CHALLENGE
Lift out each line of the data that holds "Vulnerable".

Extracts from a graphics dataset

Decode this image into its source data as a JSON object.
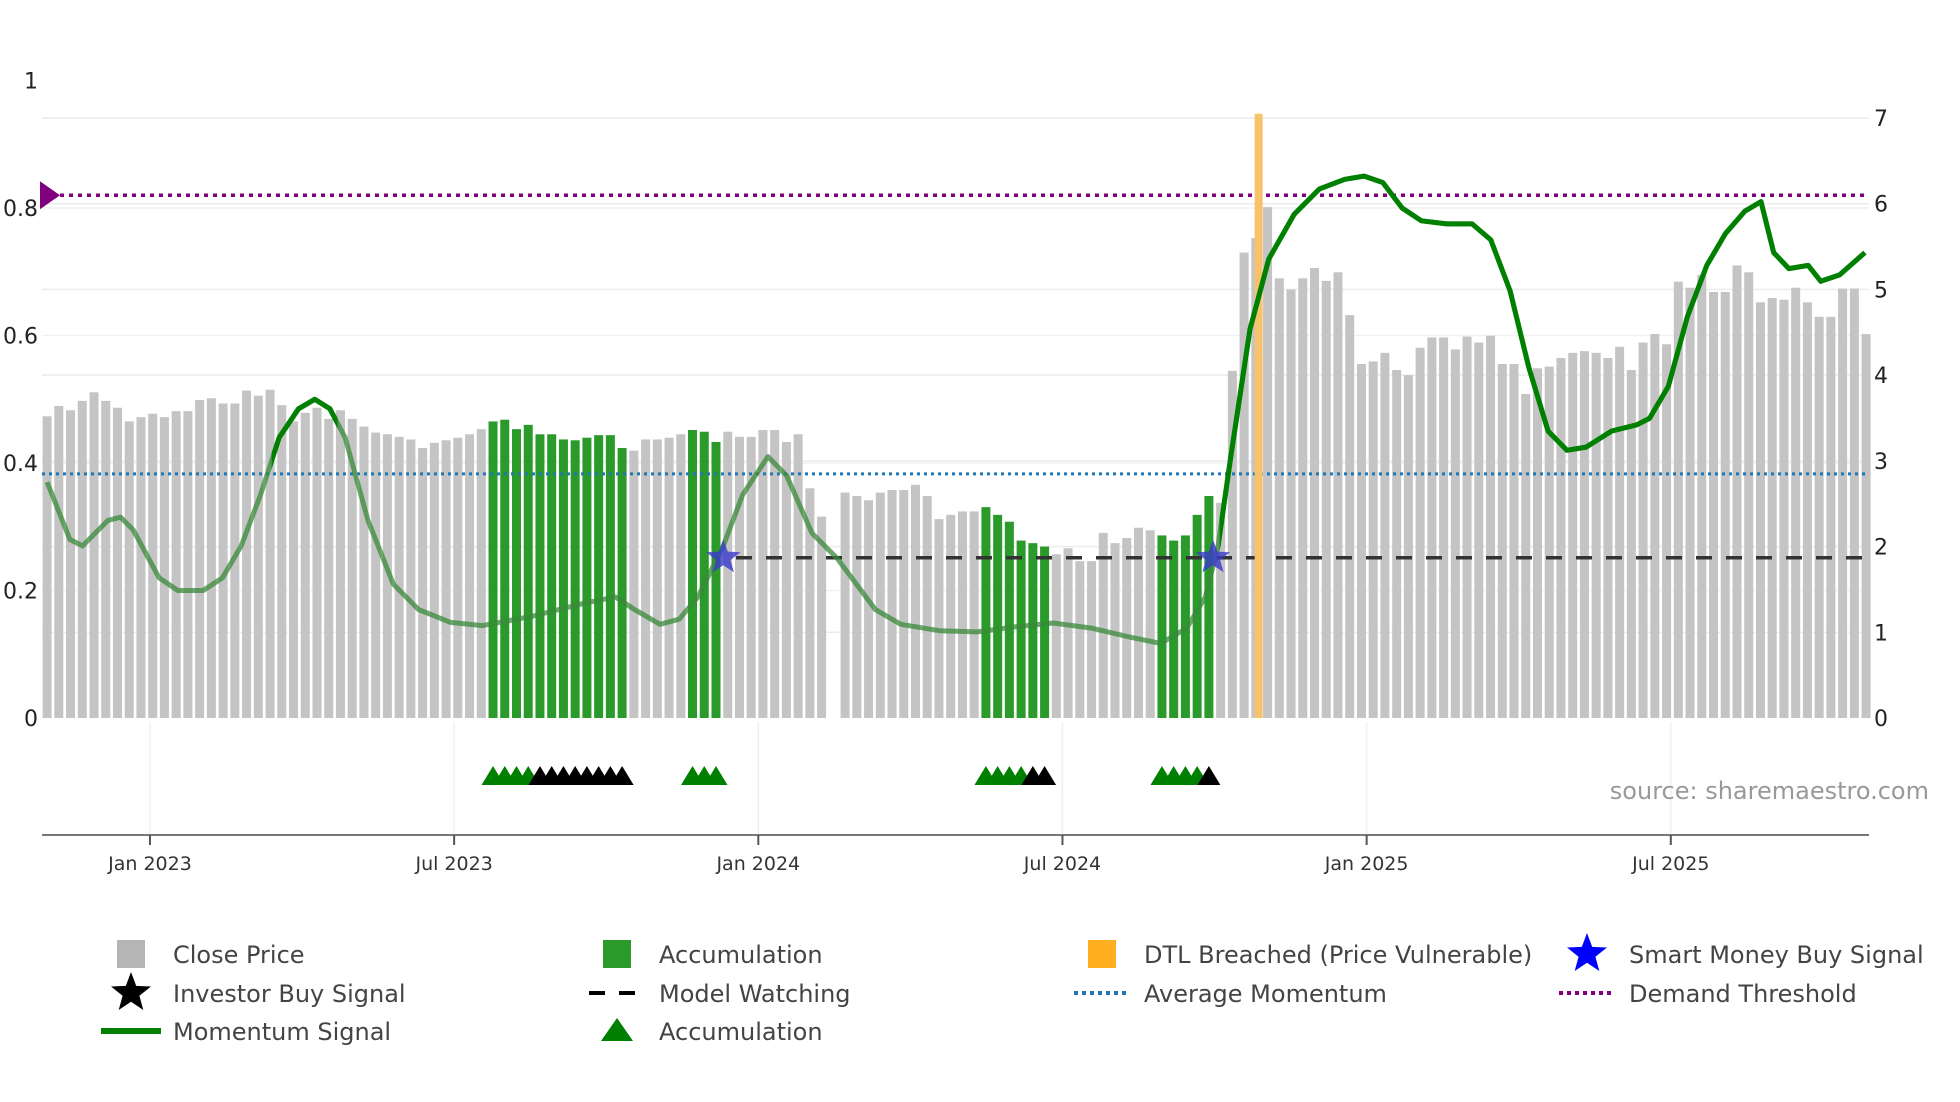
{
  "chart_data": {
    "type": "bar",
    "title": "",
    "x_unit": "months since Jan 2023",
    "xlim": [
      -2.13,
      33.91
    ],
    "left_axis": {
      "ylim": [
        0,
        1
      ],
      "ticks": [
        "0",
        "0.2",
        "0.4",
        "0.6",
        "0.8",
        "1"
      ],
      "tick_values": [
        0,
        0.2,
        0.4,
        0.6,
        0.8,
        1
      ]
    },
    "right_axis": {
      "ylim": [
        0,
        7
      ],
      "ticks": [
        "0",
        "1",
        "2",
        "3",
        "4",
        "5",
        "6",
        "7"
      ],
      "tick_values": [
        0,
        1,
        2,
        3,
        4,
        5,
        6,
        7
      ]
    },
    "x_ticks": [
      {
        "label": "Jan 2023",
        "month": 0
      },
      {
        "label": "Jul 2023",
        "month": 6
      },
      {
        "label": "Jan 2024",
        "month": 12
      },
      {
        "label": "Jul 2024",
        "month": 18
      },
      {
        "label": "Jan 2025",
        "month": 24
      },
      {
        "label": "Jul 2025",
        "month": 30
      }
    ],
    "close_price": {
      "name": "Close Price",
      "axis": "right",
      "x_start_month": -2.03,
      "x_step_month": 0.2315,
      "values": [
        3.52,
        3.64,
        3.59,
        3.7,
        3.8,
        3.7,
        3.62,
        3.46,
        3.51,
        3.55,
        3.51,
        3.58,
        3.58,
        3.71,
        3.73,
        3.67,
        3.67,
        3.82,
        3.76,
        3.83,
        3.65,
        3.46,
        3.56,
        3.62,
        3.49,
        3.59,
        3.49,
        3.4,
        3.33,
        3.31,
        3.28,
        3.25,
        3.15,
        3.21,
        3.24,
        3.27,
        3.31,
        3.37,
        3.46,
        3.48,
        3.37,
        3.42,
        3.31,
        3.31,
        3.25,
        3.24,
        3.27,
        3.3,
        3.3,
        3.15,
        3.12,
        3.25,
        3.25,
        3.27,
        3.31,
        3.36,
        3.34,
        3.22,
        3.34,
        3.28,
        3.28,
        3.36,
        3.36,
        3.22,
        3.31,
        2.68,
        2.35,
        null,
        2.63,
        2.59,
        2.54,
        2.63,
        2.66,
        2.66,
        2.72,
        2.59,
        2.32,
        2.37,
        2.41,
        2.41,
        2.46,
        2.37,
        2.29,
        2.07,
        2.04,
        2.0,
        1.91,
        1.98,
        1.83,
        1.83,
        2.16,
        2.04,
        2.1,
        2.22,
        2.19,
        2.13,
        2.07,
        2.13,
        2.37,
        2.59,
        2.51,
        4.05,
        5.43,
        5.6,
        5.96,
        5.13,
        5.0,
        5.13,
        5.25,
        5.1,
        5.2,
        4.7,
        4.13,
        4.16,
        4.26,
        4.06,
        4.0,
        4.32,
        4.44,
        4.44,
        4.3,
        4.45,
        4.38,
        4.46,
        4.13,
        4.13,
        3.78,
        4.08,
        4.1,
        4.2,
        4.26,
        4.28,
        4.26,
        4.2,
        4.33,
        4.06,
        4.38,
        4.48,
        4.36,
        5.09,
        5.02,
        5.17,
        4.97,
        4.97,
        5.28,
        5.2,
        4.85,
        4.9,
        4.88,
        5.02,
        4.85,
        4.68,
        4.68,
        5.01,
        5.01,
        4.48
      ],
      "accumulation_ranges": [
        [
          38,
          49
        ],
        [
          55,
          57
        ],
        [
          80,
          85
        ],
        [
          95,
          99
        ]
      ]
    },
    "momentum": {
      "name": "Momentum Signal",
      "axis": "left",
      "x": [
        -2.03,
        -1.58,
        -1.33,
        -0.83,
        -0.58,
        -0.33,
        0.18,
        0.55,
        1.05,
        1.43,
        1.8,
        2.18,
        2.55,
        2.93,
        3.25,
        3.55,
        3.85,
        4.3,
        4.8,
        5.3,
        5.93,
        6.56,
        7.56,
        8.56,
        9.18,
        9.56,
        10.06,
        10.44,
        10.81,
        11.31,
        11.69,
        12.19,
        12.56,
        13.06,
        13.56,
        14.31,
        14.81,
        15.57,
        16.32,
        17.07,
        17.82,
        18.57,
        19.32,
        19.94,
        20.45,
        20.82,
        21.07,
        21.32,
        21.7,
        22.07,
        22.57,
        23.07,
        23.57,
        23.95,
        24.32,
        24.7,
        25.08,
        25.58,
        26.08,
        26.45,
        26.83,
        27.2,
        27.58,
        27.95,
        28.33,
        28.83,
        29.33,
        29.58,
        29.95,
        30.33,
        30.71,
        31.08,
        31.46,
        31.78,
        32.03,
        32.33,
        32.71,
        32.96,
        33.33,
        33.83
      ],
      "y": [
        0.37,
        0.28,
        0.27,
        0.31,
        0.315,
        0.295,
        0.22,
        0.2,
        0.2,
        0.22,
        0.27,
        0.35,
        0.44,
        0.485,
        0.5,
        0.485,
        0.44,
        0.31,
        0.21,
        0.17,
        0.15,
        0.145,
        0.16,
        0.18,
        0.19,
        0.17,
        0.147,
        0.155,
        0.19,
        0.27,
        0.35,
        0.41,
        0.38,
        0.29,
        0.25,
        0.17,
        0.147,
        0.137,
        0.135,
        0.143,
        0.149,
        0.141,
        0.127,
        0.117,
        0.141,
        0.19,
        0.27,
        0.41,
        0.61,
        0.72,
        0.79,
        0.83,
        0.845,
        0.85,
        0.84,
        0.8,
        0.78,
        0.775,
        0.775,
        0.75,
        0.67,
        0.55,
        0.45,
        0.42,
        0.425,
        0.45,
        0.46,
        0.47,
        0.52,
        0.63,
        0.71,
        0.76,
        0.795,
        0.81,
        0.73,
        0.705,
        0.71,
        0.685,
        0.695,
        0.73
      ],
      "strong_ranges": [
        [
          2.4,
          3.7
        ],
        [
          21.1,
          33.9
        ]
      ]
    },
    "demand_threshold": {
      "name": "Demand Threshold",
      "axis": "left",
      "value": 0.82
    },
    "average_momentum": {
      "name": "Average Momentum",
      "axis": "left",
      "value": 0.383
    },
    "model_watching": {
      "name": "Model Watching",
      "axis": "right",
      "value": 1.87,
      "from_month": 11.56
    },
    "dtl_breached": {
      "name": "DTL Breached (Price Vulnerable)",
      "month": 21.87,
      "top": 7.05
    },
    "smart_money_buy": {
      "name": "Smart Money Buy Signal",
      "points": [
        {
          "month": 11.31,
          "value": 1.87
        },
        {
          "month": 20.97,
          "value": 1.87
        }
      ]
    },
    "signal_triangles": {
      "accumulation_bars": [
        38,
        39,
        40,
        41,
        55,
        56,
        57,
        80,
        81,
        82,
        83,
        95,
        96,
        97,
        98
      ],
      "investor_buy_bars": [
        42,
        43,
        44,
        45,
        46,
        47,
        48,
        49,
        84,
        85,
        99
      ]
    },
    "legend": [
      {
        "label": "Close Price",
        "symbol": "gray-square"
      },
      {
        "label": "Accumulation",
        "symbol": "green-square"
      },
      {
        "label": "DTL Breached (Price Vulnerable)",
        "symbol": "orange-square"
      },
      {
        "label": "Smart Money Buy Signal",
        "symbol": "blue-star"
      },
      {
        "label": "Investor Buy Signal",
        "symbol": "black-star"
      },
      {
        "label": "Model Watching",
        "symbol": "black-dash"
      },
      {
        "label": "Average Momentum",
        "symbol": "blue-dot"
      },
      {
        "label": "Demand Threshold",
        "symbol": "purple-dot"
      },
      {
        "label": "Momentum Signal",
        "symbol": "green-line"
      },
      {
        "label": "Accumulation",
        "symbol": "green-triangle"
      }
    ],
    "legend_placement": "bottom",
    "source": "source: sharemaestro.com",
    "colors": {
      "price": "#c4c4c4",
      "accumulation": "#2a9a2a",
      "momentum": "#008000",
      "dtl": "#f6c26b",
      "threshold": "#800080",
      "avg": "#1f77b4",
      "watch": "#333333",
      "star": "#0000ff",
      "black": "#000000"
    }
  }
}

ANSWER TO THE TASK
      "name": "DTL Breached (Price Vulnerable)",
        "label": "DTL Breached (Price Vulnerable)",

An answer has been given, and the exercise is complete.